---------- Dataset content ----------
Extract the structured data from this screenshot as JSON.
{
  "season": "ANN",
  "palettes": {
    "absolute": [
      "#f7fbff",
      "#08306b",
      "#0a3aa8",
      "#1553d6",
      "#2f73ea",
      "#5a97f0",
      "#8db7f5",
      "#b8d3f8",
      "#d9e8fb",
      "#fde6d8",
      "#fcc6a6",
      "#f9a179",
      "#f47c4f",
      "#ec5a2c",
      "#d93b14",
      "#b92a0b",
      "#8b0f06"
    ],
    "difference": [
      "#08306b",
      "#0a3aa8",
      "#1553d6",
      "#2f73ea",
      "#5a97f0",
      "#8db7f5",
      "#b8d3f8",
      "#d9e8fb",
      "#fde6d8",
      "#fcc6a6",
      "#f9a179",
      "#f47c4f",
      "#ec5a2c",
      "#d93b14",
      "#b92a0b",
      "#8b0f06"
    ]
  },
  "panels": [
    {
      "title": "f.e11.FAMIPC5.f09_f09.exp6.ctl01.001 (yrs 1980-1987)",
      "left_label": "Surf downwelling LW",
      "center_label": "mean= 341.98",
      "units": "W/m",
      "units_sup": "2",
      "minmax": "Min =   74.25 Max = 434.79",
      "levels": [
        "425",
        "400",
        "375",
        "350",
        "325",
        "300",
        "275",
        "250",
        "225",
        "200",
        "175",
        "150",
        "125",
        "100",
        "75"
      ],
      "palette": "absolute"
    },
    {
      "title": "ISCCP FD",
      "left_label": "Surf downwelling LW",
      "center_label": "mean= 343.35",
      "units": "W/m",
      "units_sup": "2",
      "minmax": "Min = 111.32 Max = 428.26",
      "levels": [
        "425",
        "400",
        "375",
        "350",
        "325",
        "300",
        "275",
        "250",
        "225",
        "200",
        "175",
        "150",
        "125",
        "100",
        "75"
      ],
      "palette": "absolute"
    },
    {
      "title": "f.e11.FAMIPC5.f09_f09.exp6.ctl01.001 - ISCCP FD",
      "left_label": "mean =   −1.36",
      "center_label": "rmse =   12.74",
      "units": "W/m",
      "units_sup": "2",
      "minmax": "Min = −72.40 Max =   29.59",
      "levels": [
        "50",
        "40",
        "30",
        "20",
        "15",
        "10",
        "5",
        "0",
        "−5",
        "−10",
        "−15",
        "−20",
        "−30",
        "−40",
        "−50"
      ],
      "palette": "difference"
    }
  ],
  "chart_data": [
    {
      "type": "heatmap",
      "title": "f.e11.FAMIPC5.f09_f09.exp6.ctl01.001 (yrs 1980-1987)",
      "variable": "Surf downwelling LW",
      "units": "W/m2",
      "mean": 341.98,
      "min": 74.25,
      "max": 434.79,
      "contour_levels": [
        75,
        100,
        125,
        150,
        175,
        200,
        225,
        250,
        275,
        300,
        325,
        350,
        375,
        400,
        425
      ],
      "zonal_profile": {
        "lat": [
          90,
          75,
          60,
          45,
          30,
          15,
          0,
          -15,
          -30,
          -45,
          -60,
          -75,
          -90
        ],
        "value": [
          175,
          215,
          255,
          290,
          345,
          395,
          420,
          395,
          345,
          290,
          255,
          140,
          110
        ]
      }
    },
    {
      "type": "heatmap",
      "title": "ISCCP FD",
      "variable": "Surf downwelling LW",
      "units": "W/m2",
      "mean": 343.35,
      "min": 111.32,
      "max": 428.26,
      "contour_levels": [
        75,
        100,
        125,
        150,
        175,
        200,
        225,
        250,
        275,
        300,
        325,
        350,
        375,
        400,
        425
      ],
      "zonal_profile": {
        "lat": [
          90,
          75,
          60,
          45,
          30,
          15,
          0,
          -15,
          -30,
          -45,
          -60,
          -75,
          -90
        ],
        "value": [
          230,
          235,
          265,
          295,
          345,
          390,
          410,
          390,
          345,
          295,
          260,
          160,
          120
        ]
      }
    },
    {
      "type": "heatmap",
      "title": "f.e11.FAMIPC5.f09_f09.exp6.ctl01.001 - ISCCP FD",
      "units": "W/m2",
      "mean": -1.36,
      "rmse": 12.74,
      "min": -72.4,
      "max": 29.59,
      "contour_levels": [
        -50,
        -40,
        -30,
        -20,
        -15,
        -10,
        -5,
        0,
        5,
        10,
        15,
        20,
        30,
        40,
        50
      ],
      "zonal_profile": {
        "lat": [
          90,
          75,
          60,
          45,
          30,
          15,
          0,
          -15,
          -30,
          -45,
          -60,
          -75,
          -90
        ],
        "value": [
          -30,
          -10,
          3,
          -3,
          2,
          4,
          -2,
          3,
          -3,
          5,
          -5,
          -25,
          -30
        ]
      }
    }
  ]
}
----------
What is expected ▸
Each line in the material above must be retyped without alteration.

Result of this exercise ▸
Extract the structured data from this screenshot as JSON.
{
  "season": "ANN",
  "palettes": {
    "absolute": [
      "#f7fbff",
      "#08306b",
      "#0a3aa8",
      "#1553d6",
      "#2f73ea",
      "#5a97f0",
      "#8db7f5",
      "#b8d3f8",
      "#d9e8fb",
      "#fde6d8",
      "#fcc6a6",
      "#f9a179",
      "#f47c4f",
      "#ec5a2c",
      "#d93b14",
      "#b92a0b",
      "#8b0f06"
    ],
    "difference": [
      "#08306b",
      "#0a3aa8",
      "#1553d6",
      "#2f73ea",
      "#5a97f0",
      "#8db7f5",
      "#b8d3f8",
      "#d9e8fb",
      "#fde6d8",
      "#fcc6a6",
      "#f9a179",
      "#f47c4f",
      "#ec5a2c",
      "#d93b14",
      "#b92a0b",
      "#8b0f06"
    ]
  },
  "panels": [
    {
      "title": "f.e11.FAMIPC5.f09_f09.exp6.ctl01.001 (yrs 1980-1987)",
      "left_label": "Surf downwelling LW",
      "center_label": "mean= 341.98",
      "units": "W/m",
      "units_sup": "2",
      "minmax": "Min =   74.25 Max = 434.79",
      "levels": [
        "425",
        "400",
        "375",
        "350",
        "325",
        "300",
        "275",
        "250",
        "225",
        "200",
        "175",
        "150",
        "125",
        "100",
        "75"
      ],
      "palette": "absolute"
    },
    {
      "title": "ISCCP FD",
      "left_label": "Surf downwelling LW",
      "center_label": "mean= 343.35",
      "units": "W/m",
      "units_sup": "2",
      "minmax": "Min = 111.32 Max = 428.26",
      "levels": [
        "425",
        "400",
        "375",
        "350",
        "325",
        "300",
        "275",
        "250",
        "225",
        "200",
        "175",
        "150",
        "125",
        "100",
        "75"
      ],
      "palette": "absolute"
    },
    {
      "title": "f.e11.FAMIPC5.f09_f09.exp6.ctl01.001 - ISCCP FD",
      "left_label": "mean =   −1.36",
      "center_label": "rmse =   12.74",
      "units": "W/m",
      "units_sup": "2",
      "minmax": "Min = −72.40 Max =   29.59",
      "levels": [
        "50",
        "40",
        "30",
        "20",
        "15",
        "10",
        "5",
        "0",
        "−5",
        "−10",
        "−15",
        "−20",
        "−30",
        "−40",
        "−50"
      ],
      "palette": "difference"
    }
  ],
  "chart_data": [
    {
      "type": "heatmap",
      "title": "f.e11.FAMIPC5.f09_f09.exp6.ctl01.001 (yrs 1980-1987)",
      "variable": "Surf downwelling LW",
      "units": "W/m2",
      "mean": 341.98,
      "min": 74.25,
      "max": 434.79,
      "contour_levels": [
        75,
        100,
        125,
        150,
        175,
        200,
        225,
        250,
        275,
        300,
        325,
        350,
        375,
        400,
        425
      ],
      "zonal_profile": {
        "lat": [
          90,
          75,
          60,
          45,
          30,
          15,
          0,
          -15,
          -30,
          -45,
          -60,
          -75,
          -90
        ],
        "value": [
          175,
          215,
          255,
          290,
          345,
          395,
          420,
          395,
          345,
          290,
          255,
          140,
          110
        ]
      }
    },
    {
      "type": "heatmap",
      "title": "ISCCP FD",
      "variable": "Surf downwelling LW",
      "units": "W/m2",
      "mean": 343.35,
      "min": 111.32,
      "max": 428.26,
      "contour_levels": [
        75,
        100,
        125,
        150,
        175,
        200,
        225,
        250,
        275,
        300,
        325,
        350,
        375,
        400,
        425
      ],
      "zonal_profile": {
        "lat": [
          90,
          75,
          60,
          45,
          30,
          15,
          0,
          -15,
          -30,
          -45,
          -60,
          -75,
          -90
        ],
        "value": [
          230,
          235,
          265,
          295,
          345,
          390,
          410,
          390,
          345,
          295,
          260,
          160,
          120
        ]
      }
    },
    {
      "type": "heatmap",
      "title": "f.e11.FAMIPC5.f09_f09.exp6.ctl01.001 - ISCCP FD",
      "units": "W/m2",
      "mean": -1.36,
      "rmse": 12.74,
      "min": -72.4,
      "max": 29.59,
      "contour_levels": [
        -50,
        -40,
        -30,
        -20,
        -15,
        -10,
        -5,
        0,
        5,
        10,
        15,
        20,
        30,
        40,
        50
      ],
      "zonal_profile": {
        "lat": [
          90,
          75,
          60,
          45,
          30,
          15,
          0,
          -15,
          -30,
          -45,
          -60,
          -75,
          -90
        ],
        "value": [
          -30,
          -10,
          3,
          -3,
          2,
          4,
          -2,
          3,
          -3,
          5,
          -5,
          -25,
          -30
        ]
      }
    }
  ]
}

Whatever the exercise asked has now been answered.